Work to complete » Pull out every line in the material below that contains the word "license", and copy each of those lines unchanged.

** START Exercise inputs **

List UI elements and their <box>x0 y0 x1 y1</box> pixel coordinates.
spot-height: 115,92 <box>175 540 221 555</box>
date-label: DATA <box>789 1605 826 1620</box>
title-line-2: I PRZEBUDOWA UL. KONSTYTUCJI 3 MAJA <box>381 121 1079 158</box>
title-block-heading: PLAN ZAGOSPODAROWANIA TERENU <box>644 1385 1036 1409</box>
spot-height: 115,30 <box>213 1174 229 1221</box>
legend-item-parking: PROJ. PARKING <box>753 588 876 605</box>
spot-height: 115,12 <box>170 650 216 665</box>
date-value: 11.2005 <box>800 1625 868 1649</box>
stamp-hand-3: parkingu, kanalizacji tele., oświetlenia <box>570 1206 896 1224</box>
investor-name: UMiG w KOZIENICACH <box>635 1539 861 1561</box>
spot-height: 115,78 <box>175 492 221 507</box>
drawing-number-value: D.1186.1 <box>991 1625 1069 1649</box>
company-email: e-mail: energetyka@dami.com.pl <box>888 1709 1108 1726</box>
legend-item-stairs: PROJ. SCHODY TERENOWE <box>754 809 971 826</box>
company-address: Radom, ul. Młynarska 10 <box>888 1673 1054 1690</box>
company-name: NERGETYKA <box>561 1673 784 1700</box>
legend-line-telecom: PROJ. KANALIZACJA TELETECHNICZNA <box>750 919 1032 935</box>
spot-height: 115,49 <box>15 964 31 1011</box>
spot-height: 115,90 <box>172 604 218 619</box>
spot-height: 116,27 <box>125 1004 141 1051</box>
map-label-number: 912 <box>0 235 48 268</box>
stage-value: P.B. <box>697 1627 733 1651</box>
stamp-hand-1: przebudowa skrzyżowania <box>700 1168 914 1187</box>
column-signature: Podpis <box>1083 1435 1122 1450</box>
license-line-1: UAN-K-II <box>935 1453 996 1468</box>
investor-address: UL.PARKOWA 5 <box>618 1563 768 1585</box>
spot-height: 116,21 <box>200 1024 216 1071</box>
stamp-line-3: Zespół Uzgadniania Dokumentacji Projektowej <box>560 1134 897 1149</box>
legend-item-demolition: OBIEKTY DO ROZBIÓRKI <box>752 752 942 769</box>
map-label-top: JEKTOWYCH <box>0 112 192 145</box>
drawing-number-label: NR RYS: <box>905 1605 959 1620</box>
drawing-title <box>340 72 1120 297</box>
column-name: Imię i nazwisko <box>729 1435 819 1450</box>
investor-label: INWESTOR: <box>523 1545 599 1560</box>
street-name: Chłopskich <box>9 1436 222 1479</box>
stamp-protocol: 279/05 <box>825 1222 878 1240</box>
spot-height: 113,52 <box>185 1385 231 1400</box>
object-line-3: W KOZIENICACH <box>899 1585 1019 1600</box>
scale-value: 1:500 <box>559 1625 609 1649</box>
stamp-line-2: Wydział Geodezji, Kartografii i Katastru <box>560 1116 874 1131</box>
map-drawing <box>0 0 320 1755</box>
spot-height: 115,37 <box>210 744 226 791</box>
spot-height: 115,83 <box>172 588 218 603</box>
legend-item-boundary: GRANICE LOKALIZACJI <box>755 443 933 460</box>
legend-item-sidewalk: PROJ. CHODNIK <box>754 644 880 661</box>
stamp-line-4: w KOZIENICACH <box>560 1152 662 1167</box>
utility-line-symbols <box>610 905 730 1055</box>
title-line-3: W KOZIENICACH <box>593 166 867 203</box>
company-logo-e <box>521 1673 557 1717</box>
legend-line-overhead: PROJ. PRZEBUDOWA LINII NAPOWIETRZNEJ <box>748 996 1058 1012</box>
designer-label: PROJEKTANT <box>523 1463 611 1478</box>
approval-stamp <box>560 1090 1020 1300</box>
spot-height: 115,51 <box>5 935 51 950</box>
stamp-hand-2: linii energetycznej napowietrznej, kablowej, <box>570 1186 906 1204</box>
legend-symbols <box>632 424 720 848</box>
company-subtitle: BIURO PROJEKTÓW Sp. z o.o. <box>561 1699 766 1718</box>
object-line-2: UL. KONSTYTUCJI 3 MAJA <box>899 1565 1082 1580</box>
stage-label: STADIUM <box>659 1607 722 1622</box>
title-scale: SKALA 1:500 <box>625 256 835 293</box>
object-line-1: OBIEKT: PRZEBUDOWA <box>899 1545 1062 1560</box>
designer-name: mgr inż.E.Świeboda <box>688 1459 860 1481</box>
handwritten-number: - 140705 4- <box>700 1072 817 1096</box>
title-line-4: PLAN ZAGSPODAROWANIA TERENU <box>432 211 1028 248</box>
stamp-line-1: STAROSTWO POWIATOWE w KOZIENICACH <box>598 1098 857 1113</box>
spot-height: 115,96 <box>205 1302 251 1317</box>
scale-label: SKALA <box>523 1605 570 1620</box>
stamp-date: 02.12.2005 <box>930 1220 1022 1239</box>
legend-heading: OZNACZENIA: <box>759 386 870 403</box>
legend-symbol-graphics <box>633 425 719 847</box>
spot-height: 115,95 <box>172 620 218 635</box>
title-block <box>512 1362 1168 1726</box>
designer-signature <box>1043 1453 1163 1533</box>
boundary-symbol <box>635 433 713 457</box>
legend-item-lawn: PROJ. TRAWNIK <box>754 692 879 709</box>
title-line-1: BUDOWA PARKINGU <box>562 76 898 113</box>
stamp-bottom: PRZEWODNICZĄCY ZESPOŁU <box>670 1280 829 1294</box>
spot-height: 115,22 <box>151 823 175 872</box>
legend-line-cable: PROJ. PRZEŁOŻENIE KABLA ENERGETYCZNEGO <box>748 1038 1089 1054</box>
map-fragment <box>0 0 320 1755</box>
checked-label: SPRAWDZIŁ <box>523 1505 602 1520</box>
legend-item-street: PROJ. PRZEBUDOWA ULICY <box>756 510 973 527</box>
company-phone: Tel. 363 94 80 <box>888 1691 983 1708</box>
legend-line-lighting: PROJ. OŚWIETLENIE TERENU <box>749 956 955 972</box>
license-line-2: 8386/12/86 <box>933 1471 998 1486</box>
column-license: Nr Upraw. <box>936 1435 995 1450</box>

** END Exercise inputs **

Response to the task »
license-line-1: UAN-K-II <box>935 1453 996 1468</box>
license-line-2: 8386/12/86 <box>933 1471 998 1486</box>
column-license: Nr Upraw. <box>936 1435 995 1450</box>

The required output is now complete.